### Objective
Your task is to locate every line holding the string "either" and to copy each of them.

[START OF Data entries]

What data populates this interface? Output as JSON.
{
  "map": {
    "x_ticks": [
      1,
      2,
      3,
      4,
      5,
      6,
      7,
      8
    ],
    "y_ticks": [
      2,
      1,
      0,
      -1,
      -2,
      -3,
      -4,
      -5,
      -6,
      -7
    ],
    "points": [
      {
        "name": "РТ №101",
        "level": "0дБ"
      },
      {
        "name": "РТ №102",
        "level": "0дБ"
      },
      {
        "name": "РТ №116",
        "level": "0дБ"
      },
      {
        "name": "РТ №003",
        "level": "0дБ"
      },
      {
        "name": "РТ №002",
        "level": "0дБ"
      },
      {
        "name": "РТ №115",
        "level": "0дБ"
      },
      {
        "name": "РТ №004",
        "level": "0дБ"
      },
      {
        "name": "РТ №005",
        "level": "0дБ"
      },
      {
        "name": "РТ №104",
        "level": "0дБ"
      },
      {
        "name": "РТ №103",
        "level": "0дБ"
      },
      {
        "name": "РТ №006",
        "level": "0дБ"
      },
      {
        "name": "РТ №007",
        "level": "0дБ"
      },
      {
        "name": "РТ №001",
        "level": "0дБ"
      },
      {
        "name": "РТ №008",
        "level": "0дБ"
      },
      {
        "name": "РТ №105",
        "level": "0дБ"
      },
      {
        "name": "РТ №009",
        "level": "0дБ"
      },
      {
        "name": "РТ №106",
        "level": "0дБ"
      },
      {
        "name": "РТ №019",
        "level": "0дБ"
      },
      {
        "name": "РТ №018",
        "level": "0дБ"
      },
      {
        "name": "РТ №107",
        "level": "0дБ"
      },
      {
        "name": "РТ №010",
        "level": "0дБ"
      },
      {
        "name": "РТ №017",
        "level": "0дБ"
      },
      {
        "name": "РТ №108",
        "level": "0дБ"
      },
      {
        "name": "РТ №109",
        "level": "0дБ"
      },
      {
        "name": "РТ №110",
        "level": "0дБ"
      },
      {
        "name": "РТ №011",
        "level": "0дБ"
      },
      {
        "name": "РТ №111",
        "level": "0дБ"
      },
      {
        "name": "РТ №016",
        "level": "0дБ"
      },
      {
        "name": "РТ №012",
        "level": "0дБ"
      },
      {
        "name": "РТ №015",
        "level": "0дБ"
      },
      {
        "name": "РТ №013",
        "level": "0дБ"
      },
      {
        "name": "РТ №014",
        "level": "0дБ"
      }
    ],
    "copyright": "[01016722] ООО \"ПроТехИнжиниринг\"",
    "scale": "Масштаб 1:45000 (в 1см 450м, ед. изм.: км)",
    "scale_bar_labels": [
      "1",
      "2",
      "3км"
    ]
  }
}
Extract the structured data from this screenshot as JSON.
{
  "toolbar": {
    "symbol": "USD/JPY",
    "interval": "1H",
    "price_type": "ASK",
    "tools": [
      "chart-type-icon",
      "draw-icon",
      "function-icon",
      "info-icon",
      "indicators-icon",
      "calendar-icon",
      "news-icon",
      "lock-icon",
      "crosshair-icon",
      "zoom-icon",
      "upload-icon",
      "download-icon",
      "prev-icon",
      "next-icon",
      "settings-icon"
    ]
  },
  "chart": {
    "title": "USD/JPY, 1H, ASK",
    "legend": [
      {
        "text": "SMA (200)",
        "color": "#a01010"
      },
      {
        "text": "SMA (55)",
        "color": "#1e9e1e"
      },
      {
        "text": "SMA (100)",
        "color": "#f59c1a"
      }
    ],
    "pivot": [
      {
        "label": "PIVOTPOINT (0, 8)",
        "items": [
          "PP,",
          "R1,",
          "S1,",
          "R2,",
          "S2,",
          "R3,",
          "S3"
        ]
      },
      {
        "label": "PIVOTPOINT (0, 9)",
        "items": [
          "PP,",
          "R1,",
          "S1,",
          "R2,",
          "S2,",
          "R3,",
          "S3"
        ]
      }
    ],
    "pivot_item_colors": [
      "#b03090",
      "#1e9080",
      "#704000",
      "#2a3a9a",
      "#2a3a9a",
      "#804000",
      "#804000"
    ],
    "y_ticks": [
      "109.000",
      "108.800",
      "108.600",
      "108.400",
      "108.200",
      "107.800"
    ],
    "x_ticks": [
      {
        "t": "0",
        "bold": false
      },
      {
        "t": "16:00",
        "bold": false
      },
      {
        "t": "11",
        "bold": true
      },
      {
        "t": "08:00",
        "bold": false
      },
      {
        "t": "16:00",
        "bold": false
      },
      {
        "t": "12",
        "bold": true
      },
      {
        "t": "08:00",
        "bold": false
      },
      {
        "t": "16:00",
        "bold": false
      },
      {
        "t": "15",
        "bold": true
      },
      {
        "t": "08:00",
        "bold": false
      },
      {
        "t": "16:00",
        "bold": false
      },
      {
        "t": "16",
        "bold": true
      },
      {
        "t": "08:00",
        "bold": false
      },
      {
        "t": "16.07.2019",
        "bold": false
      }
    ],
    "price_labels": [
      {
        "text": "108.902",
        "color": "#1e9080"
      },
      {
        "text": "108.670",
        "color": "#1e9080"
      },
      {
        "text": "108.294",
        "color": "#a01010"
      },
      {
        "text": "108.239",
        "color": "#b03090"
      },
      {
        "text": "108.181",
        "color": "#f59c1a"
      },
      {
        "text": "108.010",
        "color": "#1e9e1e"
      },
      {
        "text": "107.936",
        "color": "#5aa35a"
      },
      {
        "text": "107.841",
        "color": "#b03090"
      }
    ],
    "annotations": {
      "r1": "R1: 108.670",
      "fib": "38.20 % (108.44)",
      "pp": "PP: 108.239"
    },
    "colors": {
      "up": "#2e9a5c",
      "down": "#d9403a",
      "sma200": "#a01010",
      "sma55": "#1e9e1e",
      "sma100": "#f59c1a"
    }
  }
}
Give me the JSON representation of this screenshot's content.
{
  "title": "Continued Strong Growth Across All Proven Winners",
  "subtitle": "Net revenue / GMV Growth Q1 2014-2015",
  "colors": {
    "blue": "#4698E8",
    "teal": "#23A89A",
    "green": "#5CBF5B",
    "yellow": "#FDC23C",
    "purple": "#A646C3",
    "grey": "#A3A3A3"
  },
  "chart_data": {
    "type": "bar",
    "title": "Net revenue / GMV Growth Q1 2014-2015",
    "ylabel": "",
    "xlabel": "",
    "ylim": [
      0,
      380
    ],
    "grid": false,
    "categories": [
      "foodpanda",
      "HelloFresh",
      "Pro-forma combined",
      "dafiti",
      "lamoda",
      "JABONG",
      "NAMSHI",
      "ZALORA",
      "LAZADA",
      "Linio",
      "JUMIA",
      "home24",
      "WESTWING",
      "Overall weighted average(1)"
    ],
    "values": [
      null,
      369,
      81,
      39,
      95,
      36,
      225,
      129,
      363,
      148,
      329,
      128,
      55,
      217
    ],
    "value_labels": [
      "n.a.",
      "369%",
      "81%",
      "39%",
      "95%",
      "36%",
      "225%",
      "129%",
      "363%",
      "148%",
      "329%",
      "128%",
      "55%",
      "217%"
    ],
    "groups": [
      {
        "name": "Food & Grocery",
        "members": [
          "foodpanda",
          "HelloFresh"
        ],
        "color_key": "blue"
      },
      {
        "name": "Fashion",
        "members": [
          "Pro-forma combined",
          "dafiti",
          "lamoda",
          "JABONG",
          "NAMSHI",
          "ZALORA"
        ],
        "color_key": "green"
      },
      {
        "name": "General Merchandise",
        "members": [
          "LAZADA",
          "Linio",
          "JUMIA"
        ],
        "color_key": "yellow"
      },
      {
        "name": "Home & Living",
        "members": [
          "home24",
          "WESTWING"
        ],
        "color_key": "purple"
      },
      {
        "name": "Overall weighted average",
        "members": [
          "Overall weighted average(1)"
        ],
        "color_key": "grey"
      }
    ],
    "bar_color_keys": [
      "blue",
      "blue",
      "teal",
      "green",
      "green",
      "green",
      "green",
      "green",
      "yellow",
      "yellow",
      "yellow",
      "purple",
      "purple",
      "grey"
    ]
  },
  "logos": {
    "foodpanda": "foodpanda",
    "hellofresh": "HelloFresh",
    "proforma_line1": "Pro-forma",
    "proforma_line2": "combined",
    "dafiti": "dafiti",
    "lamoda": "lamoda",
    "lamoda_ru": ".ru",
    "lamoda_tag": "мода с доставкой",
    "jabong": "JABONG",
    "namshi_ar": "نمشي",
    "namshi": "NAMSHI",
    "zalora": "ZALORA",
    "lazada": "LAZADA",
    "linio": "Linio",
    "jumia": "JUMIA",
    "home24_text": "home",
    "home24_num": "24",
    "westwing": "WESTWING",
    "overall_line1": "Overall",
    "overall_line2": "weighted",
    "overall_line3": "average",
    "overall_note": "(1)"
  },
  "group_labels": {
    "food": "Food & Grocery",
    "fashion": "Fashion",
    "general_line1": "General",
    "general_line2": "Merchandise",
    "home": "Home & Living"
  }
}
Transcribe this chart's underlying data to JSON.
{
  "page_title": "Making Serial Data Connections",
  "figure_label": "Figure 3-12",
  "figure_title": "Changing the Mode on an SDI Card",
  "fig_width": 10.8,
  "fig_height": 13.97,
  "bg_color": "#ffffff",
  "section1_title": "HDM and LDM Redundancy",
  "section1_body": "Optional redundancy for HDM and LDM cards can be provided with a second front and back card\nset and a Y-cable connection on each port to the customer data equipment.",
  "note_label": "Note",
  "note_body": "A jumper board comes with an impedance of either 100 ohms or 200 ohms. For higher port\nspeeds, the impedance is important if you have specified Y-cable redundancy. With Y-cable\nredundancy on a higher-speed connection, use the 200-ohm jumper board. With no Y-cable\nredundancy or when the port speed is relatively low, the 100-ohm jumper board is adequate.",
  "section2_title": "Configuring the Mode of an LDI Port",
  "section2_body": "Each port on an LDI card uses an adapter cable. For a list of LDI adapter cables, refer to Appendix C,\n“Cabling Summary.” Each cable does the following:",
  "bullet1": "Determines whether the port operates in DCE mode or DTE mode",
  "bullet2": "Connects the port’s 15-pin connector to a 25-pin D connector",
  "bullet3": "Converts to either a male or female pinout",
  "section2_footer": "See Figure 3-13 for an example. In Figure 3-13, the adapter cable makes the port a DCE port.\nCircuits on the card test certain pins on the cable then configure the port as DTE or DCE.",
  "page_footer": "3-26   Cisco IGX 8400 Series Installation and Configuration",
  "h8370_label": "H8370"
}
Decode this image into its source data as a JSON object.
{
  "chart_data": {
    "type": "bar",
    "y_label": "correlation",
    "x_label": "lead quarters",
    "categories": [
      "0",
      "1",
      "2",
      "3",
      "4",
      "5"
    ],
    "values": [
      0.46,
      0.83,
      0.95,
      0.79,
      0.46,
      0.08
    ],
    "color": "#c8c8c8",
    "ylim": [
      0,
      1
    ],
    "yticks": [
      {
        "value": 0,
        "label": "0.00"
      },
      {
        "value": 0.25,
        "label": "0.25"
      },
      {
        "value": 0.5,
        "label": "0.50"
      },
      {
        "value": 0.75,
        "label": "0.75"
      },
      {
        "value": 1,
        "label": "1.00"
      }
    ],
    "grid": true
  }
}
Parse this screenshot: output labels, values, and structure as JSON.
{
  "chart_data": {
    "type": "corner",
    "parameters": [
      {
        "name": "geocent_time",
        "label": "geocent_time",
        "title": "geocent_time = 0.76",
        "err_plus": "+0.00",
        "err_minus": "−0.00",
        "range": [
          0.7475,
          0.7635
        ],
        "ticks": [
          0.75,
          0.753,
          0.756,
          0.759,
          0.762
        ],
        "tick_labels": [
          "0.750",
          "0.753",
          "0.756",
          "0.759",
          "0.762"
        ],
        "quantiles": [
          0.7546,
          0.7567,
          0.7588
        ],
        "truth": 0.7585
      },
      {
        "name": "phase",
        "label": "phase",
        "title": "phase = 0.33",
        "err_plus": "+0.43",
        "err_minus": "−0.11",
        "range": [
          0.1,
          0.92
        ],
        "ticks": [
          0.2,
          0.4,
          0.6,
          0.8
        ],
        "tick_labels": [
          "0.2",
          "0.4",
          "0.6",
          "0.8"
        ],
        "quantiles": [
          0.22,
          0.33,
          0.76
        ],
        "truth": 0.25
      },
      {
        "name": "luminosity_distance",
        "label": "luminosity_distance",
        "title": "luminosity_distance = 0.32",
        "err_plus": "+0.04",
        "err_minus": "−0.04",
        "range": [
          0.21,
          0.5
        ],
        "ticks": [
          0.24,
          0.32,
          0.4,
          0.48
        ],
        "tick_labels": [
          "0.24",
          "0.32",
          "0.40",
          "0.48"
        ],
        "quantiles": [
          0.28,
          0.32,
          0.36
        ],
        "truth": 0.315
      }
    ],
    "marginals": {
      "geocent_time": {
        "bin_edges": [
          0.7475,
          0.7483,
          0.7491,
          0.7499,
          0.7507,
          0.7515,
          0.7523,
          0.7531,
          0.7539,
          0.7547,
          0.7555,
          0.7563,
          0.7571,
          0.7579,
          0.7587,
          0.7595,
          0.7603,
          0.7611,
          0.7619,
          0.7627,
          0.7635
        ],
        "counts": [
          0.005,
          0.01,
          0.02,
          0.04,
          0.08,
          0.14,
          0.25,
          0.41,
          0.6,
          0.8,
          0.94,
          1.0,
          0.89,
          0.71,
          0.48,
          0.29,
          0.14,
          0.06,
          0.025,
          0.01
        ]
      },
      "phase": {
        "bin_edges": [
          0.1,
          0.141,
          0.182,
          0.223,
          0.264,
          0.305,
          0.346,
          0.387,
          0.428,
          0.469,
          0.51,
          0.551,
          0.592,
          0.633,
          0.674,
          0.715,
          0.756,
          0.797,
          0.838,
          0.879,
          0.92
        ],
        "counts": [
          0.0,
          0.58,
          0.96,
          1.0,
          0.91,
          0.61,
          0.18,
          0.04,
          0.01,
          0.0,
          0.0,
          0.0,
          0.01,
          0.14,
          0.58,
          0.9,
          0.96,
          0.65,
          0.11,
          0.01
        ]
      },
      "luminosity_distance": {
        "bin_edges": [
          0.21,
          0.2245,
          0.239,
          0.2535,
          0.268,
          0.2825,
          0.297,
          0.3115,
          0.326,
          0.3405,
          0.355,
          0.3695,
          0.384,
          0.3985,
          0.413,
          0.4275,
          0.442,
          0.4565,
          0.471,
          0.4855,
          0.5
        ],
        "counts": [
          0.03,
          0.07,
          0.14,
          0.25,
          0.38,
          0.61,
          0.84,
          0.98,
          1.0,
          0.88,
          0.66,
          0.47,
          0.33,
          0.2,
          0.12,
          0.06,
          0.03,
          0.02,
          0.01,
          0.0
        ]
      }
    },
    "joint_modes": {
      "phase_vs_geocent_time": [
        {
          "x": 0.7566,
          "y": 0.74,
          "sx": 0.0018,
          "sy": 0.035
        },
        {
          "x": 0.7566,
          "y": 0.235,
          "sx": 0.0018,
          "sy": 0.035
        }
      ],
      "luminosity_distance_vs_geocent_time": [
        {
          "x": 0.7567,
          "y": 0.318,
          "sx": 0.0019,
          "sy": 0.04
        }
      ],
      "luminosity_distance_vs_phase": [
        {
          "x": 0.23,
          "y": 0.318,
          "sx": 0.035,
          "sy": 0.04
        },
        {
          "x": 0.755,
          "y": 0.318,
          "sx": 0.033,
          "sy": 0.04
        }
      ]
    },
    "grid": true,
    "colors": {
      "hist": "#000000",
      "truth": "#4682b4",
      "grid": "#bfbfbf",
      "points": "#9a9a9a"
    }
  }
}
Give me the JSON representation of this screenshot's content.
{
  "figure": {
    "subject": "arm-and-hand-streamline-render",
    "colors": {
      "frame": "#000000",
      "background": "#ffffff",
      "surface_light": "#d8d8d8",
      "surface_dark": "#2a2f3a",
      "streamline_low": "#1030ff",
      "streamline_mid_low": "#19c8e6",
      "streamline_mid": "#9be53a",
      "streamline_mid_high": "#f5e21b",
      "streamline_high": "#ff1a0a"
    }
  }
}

[END OF Data entries]

### Response for this exercise
  "note_body": "A jumper board comes with an impedance of either 100 ohms or 200 ohms. For higher port\nspeeds, the impedance is important if you have specified Y-cable redundancy. With Y-cable\nredundancy on a higher-speed connection, use the 200-ohm jumper board. With no Y-cable\nredundancy or when the port speed is relatively low, the 100-ohm jumper board is adequate.",
  "bullet3": "Converts to either a male or female pinout",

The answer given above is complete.